:: What this task involves ::
Your task is to print all of the material verbatim.

[Stored records]
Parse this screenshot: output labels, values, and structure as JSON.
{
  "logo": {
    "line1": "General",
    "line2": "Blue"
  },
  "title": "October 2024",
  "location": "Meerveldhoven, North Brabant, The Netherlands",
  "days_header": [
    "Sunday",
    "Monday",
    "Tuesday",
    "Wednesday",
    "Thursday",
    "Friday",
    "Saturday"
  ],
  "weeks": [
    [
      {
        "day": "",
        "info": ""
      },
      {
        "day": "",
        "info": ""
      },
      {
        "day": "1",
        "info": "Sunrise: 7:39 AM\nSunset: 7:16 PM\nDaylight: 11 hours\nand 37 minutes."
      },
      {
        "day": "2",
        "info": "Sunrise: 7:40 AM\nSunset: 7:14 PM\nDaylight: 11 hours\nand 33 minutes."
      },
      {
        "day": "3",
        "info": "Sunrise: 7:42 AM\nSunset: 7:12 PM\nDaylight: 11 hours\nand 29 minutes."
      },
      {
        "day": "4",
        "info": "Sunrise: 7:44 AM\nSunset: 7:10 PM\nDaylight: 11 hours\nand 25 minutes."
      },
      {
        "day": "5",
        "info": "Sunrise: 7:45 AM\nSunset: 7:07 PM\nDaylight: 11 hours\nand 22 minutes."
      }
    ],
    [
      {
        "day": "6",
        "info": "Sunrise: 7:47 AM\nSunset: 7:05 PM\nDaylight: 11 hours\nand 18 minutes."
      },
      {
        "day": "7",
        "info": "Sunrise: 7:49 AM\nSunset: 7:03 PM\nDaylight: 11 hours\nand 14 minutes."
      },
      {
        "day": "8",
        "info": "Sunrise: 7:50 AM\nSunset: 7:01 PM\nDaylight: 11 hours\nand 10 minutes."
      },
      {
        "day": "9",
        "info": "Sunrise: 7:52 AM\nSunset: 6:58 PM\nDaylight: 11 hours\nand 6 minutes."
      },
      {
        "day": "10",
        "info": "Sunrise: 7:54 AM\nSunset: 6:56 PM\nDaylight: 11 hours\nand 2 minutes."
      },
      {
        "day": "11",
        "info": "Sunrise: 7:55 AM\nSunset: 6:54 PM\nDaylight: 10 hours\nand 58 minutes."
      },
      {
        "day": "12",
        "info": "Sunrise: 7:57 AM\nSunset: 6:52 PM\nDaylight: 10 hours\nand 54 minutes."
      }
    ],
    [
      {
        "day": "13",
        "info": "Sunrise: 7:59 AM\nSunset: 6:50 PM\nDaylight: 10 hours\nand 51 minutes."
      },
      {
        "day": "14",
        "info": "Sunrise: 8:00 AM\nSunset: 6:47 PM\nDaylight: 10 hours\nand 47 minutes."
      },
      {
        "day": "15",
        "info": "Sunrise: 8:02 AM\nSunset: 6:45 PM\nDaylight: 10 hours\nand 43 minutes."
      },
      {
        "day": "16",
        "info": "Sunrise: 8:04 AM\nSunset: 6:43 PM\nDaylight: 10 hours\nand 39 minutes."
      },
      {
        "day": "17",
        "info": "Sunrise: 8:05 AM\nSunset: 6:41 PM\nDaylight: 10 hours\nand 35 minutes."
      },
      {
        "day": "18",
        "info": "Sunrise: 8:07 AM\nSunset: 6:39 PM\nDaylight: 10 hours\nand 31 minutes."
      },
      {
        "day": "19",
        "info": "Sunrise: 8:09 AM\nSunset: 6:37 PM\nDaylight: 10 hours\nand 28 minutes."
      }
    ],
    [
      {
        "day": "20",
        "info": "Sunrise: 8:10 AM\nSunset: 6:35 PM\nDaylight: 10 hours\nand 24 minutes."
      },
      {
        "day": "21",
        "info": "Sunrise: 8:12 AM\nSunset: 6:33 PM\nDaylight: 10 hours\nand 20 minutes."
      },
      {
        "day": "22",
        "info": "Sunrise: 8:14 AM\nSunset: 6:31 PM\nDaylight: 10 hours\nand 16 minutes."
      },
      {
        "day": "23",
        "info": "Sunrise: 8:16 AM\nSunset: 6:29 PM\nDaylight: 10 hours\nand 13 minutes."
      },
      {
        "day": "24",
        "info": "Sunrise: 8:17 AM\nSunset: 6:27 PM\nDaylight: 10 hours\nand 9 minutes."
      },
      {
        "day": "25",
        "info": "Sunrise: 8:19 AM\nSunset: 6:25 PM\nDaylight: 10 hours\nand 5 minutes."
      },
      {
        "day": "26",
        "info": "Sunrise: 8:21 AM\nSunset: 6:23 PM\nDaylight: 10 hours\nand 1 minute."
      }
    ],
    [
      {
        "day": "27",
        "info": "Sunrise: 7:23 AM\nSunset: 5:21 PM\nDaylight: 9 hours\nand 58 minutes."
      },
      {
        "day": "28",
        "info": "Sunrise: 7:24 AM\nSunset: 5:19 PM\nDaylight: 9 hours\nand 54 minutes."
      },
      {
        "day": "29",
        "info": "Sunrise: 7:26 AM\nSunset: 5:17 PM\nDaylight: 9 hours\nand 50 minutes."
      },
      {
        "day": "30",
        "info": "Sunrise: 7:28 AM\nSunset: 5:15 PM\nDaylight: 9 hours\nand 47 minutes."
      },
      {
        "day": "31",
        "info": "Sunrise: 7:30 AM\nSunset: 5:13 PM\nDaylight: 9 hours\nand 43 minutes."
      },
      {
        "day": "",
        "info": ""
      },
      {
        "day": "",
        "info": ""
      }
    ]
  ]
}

:: Response to this exercise ::
Parse this screenshot: output labels, values, and structure as JSON.
{
  "logo": {
    "line1": "General",
    "line2": "Blue"
  },
  "title": "October 2024",
  "location": "Meerveldhoven, North Brabant, The Netherlands",
  "days_header": [
    "Sunday",
    "Monday",
    "Tuesday",
    "Wednesday",
    "Thursday",
    "Friday",
    "Saturday"
  ],
  "weeks": [
    [
      {
        "day": "",
        "info": ""
      },
      {
        "day": "",
        "info": ""
      },
      {
        "day": "1",
        "info": "Sunrise: 7:39 AM\nSunset: 7:16 PM\nDaylight: 11 hours\nand 37 minutes."
      },
      {
        "day": "2",
        "info": "Sunrise: 7:40 AM\nSunset: 7:14 PM\nDaylight: 11 hours\nand 33 minutes."
      },
      {
        "day": "3",
        "info": "Sunrise: 7:42 AM\nSunset: 7:12 PM\nDaylight: 11 hours\nand 29 minutes."
      },
      {
        "day": "4",
        "info": "Sunrise: 7:44 AM\nSunset: 7:10 PM\nDaylight: 11 hours\nand 25 minutes."
      },
      {
        "day": "5",
        "info": "Sunrise: 7:45 AM\nSunset: 7:07 PM\nDaylight: 11 hours\nand 22 minutes."
      }
    ],
    [
      {
        "day": "6",
        "info": "Sunrise: 7:47 AM\nSunset: 7:05 PM\nDaylight: 11 hours\nand 18 minutes."
      },
      {
        "day": "7",
        "info": "Sunrise: 7:49 AM\nSunset: 7:03 PM\nDaylight: 11 hours\nand 14 minutes."
      },
      {
        "day": "8",
        "info": "Sunrise: 7:50 AM\nSunset: 7:01 PM\nDaylight: 11 hours\nand 10 minutes."
      },
      {
        "day": "9",
        "info": "Sunrise: 7:52 AM\nSunset: 6:58 PM\nDaylight: 11 hours\nand 6 minutes."
      },
      {
        "day": "10",
        "info": "Sunrise: 7:54 AM\nSunset: 6:56 PM\nDaylight: 11 hours\nand 2 minutes."
      },
      {
        "day": "11",
        "info": "Sunrise: 7:55 AM\nSunset: 6:54 PM\nDaylight: 10 hours\nand 58 minutes."
      },
      {
        "day": "12",
        "info": "Sunrise: 7:57 AM\nSunset: 6:52 PM\nDaylight: 10 hours\nand 54 minutes."
      }
    ],
    [
      {
        "day": "13",
        "info": "Sunrise: 7:59 AM\nSunset: 6:50 PM\nDaylight: 10 hours\nand 51 minutes."
      },
      {
        "day": "14",
        "info": "Sunrise: 8:00 AM\nSunset: 6:47 PM\nDaylight: 10 hours\nand 47 minutes."
      },
      {
        "day": "15",
        "info": "Sunrise: 8:02 AM\nSunset: 6:45 PM\nDaylight: 10 hours\nand 43 minutes."
      },
      {
        "day": "16",
        "info": "Sunrise: 8:04 AM\nSunset: 6:43 PM\nDaylight: 10 hours\nand 39 minutes."
      },
      {
        "day": "17",
        "info": "Sunrise: 8:05 AM\nSunset: 6:41 PM\nDaylight: 10 hours\nand 35 minutes."
      },
      {
        "day": "18",
        "info": "Sunrise: 8:07 AM\nSunset: 6:39 PM\nDaylight: 10 hours\nand 31 minutes."
      },
      {
        "day": "19",
        "info": "Sunrise: 8:09 AM\nSunset: 6:37 PM\nDaylight: 10 hours\nand 28 minutes."
      }
    ],
    [
      {
        "day": "20",
        "info": "Sunrise: 8:10 AM\nSunset: 6:35 PM\nDaylight: 10 hours\nand 24 minutes."
      },
      {
        "day": "21",
        "info": "Sunrise: 8:12 AM\nSunset: 6:33 PM\nDaylight: 10 hours\nand 20 minutes."
      },
      {
        "day": "22",
        "info": "Sunrise: 8:14 AM\nSunset: 6:31 PM\nDaylight: 10 hours\nand 16 minutes."
      },
      {
        "day": "23",
        "info": "Sunrise: 8:16 AM\nSunset: 6:29 PM\nDaylight: 10 hours\nand 13 minutes."
      },
      {
        "day": "24",
        "info": "Sunrise: 8:17 AM\nSunset: 6:27 PM\nDaylight: 10 hours\nand 9 minutes."
      },
      {
        "day": "25",
        "info": "Sunrise: 8:19 AM\nSunset: 6:25 PM\nDaylight: 10 hours\nand 5 minutes."
      },
      {
        "day": "26",
        "info": "Sunrise: 8:21 AM\nSunset: 6:23 PM\nDaylight: 10 hours\nand 1 minute."
      }
    ],
    [
      {
        "day": "27",
        "info": "Sunrise: 7:23 AM\nSunset: 5:21 PM\nDaylight: 9 hours\nand 58 minutes."
      },
      {
        "day": "28",
        "info": "Sunrise: 7:24 AM\nSunset: 5:19 PM\nDaylight: 9 hours\nand 54 minutes."
      },
      {
        "day": "29",
        "info": "Sunrise: 7:26 AM\nSunset: 5:17 PM\nDaylight: 9 hours\nand 50 minutes."
      },
      {
        "day": "30",
        "info": "Sunrise: 7:28 AM\nSunset: 5:15 PM\nDaylight: 9 hours\nand 47 minutes."
      },
      {
        "day": "31",
        "info": "Sunrise: 7:30 AM\nSunset: 5:13 PM\nDaylight: 9 hours\nand 43 minutes."
      },
      {
        "day": "",
        "info": ""
      },
      {
        "day": "",
        "info": ""
      }
    ]
  ]
}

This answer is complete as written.